* DATASET ENTRIES *
==================================================
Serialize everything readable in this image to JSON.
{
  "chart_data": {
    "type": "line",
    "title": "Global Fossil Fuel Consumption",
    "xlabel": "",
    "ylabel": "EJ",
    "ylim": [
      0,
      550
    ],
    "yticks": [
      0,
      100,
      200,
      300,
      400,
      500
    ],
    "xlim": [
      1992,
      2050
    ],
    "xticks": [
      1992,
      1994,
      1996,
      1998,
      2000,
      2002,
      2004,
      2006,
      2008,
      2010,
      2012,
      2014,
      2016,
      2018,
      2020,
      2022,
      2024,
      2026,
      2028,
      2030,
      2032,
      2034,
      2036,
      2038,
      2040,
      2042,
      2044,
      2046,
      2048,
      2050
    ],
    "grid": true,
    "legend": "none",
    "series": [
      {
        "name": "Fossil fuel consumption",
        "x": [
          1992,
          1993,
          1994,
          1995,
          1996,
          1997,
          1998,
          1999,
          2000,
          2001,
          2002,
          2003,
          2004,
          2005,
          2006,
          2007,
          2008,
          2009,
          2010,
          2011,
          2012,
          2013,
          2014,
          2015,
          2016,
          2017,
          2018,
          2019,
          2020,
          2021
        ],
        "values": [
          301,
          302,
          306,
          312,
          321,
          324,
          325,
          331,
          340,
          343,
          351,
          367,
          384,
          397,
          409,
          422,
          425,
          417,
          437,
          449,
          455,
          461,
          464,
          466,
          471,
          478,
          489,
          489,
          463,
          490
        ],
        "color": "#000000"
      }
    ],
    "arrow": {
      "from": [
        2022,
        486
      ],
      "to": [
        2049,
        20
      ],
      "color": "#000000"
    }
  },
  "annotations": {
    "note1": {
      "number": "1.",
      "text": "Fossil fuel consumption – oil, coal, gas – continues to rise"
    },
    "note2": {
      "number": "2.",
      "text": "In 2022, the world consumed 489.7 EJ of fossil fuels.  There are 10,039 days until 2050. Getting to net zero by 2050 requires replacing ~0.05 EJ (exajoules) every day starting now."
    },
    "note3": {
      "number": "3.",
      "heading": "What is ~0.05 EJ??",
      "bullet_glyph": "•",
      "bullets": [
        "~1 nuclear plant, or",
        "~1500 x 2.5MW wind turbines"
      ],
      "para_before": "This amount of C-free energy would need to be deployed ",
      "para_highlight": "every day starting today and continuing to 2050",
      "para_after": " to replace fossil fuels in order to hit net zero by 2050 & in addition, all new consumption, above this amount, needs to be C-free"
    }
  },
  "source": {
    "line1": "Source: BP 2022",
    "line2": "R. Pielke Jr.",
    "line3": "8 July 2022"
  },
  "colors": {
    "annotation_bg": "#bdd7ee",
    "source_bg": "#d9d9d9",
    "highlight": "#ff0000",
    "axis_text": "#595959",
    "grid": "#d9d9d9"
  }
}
==================================================
* EXERCISE BRIEF *
Say how many lines of the data include the word "free". Nothing other than the number should be given.

* ANSWER TO THIS EXERCISE *
2